Records for the task
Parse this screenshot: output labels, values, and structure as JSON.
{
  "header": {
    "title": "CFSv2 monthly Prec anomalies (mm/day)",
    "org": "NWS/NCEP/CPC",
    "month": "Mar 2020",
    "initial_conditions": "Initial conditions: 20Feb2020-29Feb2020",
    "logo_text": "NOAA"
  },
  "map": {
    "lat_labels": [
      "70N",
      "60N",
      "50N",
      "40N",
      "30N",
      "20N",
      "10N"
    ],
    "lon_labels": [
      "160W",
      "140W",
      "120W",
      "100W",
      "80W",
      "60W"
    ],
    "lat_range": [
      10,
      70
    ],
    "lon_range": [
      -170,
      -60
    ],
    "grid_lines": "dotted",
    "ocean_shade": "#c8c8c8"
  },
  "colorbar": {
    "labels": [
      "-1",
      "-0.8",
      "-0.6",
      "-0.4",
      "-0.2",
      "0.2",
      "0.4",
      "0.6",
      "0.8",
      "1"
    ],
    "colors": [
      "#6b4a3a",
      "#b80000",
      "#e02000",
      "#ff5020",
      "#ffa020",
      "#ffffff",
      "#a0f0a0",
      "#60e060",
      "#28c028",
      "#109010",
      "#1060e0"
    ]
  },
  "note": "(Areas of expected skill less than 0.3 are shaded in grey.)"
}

Task objective
Reproduce the data shown above exactly.

Solution for this task
Parse this screenshot: output labels, values, and structure as JSON.
{
  "header": {
    "title": "CFSv2 monthly Prec anomalies (mm/day)",
    "org": "NWS/NCEP/CPC",
    "month": "Mar 2020",
    "initial_conditions": "Initial conditions: 20Feb2020-29Feb2020",
    "logo_text": "NOAA"
  },
  "map": {
    "lat_labels": [
      "70N",
      "60N",
      "50N",
      "40N",
      "30N",
      "20N",
      "10N"
    ],
    "lon_labels": [
      "160W",
      "140W",
      "120W",
      "100W",
      "80W",
      "60W"
    ],
    "lat_range": [
      10,
      70
    ],
    "lon_range": [
      -170,
      -60
    ],
    "grid_lines": "dotted",
    "ocean_shade": "#c8c8c8"
  },
  "colorbar": {
    "labels": [
      "-1",
      "-0.8",
      "-0.6",
      "-0.4",
      "-0.2",
      "0.2",
      "0.4",
      "0.6",
      "0.8",
      "1"
    ],
    "colors": [
      "#6b4a3a",
      "#b80000",
      "#e02000",
      "#ff5020",
      "#ffa020",
      "#ffffff",
      "#a0f0a0",
      "#60e060",
      "#28c028",
      "#109010",
      "#1060e0"
    ]
  },
  "note": "(Areas of expected skill less than 0.3 are shaded in grey.)"
}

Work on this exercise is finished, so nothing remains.